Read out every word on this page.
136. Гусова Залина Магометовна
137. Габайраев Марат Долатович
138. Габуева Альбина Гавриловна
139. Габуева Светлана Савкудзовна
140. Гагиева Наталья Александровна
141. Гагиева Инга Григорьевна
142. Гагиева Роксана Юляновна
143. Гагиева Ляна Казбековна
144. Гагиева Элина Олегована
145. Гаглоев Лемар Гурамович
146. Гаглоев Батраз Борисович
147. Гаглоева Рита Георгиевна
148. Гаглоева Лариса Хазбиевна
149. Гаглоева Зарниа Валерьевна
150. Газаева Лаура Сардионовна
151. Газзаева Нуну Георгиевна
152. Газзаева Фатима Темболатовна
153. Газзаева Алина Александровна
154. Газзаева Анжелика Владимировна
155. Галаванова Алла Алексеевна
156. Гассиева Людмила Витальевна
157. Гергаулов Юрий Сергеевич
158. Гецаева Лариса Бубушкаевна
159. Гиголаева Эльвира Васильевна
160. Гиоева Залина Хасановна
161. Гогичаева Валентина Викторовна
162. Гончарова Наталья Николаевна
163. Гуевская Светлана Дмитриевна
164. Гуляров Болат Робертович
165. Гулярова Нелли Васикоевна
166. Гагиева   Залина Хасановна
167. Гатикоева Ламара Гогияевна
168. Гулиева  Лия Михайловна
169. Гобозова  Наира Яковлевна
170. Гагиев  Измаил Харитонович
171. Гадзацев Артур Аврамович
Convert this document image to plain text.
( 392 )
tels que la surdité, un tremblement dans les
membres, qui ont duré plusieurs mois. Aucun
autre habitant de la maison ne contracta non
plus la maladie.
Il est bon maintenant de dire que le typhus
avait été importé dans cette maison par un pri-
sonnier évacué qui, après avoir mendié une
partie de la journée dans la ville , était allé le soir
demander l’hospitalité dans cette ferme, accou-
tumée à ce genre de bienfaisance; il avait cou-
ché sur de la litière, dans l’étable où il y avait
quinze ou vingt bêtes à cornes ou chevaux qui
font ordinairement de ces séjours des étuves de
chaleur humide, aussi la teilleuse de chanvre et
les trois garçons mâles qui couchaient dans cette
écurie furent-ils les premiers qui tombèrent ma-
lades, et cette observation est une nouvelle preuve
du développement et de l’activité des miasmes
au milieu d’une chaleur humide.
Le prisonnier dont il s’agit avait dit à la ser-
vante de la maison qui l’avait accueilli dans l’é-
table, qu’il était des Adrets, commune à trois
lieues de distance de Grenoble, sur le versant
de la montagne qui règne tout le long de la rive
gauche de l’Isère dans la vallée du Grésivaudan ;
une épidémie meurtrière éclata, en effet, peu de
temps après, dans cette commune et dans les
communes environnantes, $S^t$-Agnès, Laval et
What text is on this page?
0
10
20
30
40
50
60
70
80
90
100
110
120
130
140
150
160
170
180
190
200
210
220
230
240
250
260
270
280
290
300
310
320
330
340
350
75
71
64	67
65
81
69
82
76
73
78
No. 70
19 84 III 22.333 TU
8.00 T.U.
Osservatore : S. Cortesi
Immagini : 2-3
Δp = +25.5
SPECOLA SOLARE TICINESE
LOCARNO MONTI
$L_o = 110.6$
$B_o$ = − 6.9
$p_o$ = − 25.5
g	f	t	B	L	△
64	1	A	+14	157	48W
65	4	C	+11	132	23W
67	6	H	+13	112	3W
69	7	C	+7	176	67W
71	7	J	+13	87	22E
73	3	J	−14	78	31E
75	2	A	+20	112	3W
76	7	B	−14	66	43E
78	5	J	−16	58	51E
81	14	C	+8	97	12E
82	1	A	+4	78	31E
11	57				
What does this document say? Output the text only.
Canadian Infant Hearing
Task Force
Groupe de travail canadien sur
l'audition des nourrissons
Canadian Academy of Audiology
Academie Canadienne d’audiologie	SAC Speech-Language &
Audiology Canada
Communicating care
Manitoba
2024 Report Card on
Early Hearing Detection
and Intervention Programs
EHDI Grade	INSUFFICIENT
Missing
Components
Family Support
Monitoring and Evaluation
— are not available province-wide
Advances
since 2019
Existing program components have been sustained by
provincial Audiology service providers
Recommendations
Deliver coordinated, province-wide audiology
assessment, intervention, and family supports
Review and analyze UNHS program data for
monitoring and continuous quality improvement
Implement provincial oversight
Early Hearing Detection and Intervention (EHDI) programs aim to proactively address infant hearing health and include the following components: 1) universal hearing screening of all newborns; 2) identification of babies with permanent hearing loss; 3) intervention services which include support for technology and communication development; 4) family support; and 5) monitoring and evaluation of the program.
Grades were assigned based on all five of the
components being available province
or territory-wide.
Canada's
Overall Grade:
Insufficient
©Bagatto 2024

• Exercise directions: Write the listing out again, exactly as shown above.

• Correct response:
Read out every word on this page.
136. Гусова Залина Магометовна
137. Габайраев Марат Долатович
138. Габуева Альбина Гавриловна
139. Габуева Светлана Савкудзовна
140. Гагиева Наталья Александровна
141. Гагиева Инга Григорьевна
142. Гагиева Роксана Юляновна
143. Гагиева Ляна Казбековна
144. Гагиева Элина Олегована
145. Гаглоев Лемар Гурамович
146. Гаглоев Батраз Борисович
147. Гаглоева Рита Георгиевна
148. Гаглоева Лариса Хазбиевна
149. Гаглоева Зарниа Валерьевна
150. Газаева Лаура Сардионовна
151. Газзаева Нуну Георгиевна
152. Газзаева Фатима Темболатовна
153. Газзаева Алина Александровна
154. Газзаева Анжелика Владимировна
155. Галаванова Алла Алексеевна
156. Гассиева Людмила Витальевна
157. Гергаулов Юрий Сергеевич
158. Гецаева Лариса Бубушкаевна
159. Гиголаева Эльвира Васильевна
160. Гиоева Залина Хасановна
161. Гогичаева Валентина Викторовна
162. Гончарова Наталья Николаевна
163. Гуевская Светлана Дмитриевна
164. Гуляров Болат Робертович
165. Гулярова Нелли Васикоевна
166. Гагиева   Залина Хасановна
167. Гатикоева Ламара Гогияевна
168. Гулиева  Лия Михайловна
169. Гобозова  Наира Яковлевна
170. Гагиев  Измаил Харитонович
171. Гадзацев Артур Аврамович
Convert this document image to plain text.
( 392 )
tels que la surdité, un tremblement dans les
membres, qui ont duré plusieurs mois. Aucun
autre habitant de la maison ne contracta non
plus la maladie.
Il est bon maintenant de dire que le typhus
avait été importé dans cette maison par un pri-
sonnier évacué qui, après avoir mendié une
partie de la journée dans la ville , était allé le soir
demander l’hospitalité dans cette ferme, accou-
tumée à ce genre de bienfaisance; il avait cou-
ché sur de la litière, dans l’étable où il y avait
quinze ou vingt bêtes à cornes ou chevaux qui
font ordinairement de ces séjours des étuves de
chaleur humide, aussi la teilleuse de chanvre et
les trois garçons mâles qui couchaient dans cette
écurie furent-ils les premiers qui tombèrent ma-
lades, et cette observation est une nouvelle preuve
du développement et de l’activité des miasmes
au milieu d’une chaleur humide.
Le prisonnier dont il s’agit avait dit à la ser-
vante de la maison qui l’avait accueilli dans l’é-
table, qu’il était des Adrets, commune à trois
lieues de distance de Grenoble, sur le versant
de la montagne qui règne tout le long de la rive
gauche de l’Isère dans la vallée du Grésivaudan ;
une épidémie meurtrière éclata, en effet, peu de
temps après, dans cette commune et dans les
communes environnantes, $S^t$-Agnès, Laval et
What text is on this page?
0
10
20
30
40
50
60
70
80
90
100
110
120
130
140
150
160
170
180
190
200
210
220
230
240
250
260
270
280
290
300
310
320
330
340
350
75
71
64	67
65
81
69
82
76
73
78
No. 70
19 84 III 22.333 TU
8.00 T.U.
Osservatore : S. Cortesi
Immagini : 2-3
Δp = +25.5
SPECOLA SOLARE TICINESE
LOCARNO MONTI
$L_o = 110.6$
$B_o$ = − 6.9
$p_o$ = − 25.5
g	f	t	B	L	△
64	1	A	+14	157	48W
65	4	C	+11	132	23W
67	6	H	+13	112	3W
69	7	C	+7	176	67W
71	7	J	+13	87	22E
73	3	J	−14	78	31E
75	2	A	+20	112	3W
76	7	B	−14	66	43E
78	5	J	−16	58	51E
81	14	C	+8	97	12E
82	1	A	+4	78	31E
11	57				
What does this document say? Output the text only.
Canadian Infant Hearing
Task Force
Groupe de travail canadien sur
l'audition des nourrissons
Canadian Academy of Audiology
Academie Canadienne d’audiologie	SAC Speech-Language &
Audiology Canada
Communicating care
Manitoba
2024 Report Card on
Early Hearing Detection
and Intervention Programs
EHDI Grade	INSUFFICIENT
Missing
Components
Family Support
Monitoring and Evaluation
— are not available province-wide
Advances
since 2019
Existing program components have been sustained by
provincial Audiology service providers
Recommendations
Deliver coordinated, province-wide audiology
assessment, intervention, and family supports
Review and analyze UNHS program data for
monitoring and continuous quality improvement
Implement provincial oversight
Early Hearing Detection and Intervention (EHDI) programs aim to proactively address infant hearing health and include the following components: 1) universal hearing screening of all newborns; 2) identification of babies with permanent hearing loss; 3) intervention services which include support for technology and communication development; 4) family support; and 5) monitoring and evaluation of the program.
Grades were assigned based on all five of the
components being available province
or territory-wide.
Canada's
Overall Grade:
Insufficient
©Bagatto 2024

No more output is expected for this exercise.